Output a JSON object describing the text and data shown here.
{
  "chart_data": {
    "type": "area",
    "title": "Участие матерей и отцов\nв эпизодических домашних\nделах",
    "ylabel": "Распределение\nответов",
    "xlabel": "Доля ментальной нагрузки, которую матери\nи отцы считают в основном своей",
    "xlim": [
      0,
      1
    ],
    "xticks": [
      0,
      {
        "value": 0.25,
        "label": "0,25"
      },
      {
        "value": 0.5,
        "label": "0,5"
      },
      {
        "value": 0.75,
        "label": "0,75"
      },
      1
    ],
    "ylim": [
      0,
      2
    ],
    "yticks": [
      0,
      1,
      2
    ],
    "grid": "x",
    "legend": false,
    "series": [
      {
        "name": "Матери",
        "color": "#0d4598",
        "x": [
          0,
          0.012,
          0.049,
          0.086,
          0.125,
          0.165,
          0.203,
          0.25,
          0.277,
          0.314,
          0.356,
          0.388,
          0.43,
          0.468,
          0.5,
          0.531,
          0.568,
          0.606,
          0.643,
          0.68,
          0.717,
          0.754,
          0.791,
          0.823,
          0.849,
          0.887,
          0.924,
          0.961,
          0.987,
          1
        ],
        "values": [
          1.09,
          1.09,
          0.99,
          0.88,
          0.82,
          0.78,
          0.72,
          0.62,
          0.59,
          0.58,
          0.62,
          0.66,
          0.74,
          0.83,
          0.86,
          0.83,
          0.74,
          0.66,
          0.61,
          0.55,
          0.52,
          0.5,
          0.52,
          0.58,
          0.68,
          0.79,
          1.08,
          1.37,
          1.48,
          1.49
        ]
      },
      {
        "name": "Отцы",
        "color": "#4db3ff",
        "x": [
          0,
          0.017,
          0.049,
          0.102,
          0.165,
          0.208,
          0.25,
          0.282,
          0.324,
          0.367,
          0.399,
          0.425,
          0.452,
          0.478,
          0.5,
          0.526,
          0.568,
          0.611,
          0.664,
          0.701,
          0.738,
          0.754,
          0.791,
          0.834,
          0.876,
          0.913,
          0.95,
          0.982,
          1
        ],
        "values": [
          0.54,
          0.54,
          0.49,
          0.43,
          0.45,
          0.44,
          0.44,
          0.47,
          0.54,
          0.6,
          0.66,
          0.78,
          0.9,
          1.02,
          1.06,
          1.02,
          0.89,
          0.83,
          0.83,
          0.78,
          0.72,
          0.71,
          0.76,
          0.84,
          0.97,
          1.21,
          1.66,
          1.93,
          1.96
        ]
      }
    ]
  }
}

****************

▸ WRITTEN REQUEST: Every line above should be retyped exactly as given.

▸ OUTPUT FOR THIS EXERCISE:
Output a JSON object describing the text and data shown here.
{
  "chart_data": {
    "type": "area",
    "title": "Участие матерей и отцов\nв эпизодических домашних\nделах",
    "ylabel": "Распределение\nответов",
    "xlabel": "Доля ментальной нагрузки, которую матери\nи отцы считают в основном своей",
    "xlim": [
      0,
      1
    ],
    "xticks": [
      0,
      {
        "value": 0.25,
        "label": "0,25"
      },
      {
        "value": 0.5,
        "label": "0,5"
      },
      {
        "value": 0.75,
        "label": "0,75"
      },
      1
    ],
    "ylim": [
      0,
      2
    ],
    "yticks": [
      0,
      1,
      2
    ],
    "grid": "x",
    "legend": false,
    "series": [
      {
        "name": "Матери",
        "color": "#0d4598",
        "x": [
          0,
          0.012,
          0.049,
          0.086,
          0.125,
          0.165,
          0.203,
          0.25,
          0.277,
          0.314,
          0.356,
          0.388,
          0.43,
          0.468,
          0.5,
          0.531,
          0.568,
          0.606,
          0.643,
          0.68,
          0.717,
          0.754,
          0.791,
          0.823,
          0.849,
          0.887,
          0.924,
          0.961,
          0.987,
          1
        ],
        "values": [
          1.09,
          1.09,
          0.99,
          0.88,
          0.82,
          0.78,
          0.72,
          0.62,
          0.59,
          0.58,
          0.62,
          0.66,
          0.74,
          0.83,
          0.86,
          0.83,
          0.74,
          0.66,
          0.61,
          0.55,
          0.52,
          0.5,
          0.52,
          0.58,
          0.68,
          0.79,
          1.08,
          1.37,
          1.48,
          1.49
        ]
      },
      {
        "name": "Отцы",
        "color": "#4db3ff",
        "x": [
          0,
          0.017,
          0.049,
          0.102,
          0.165,
          0.208,
          0.25,
          0.282,
          0.324,
          0.367,
          0.399,
          0.425,
          0.452,
          0.478,
          0.5,
          0.526,
          0.568,
          0.611,
          0.664,
          0.701,
          0.738,
          0.754,
          0.791,
          0.834,
          0.876,
          0.913,
          0.95,
          0.982,
          1
        ],
        "values": [
          0.54,
          0.54,
          0.49,
          0.43,
          0.45,
          0.44,
          0.44,
          0.47,
          0.54,
          0.6,
          0.66,
          0.78,
          0.9,
          1.02,
          1.06,
          1.02,
          0.89,
          0.83,
          0.83,
          0.78,
          0.72,
          0.71,
          0.76,
          0.84,
          0.97,
          1.21,
          1.66,
          1.93,
          1.96
        ]
      }
    ]
  }
}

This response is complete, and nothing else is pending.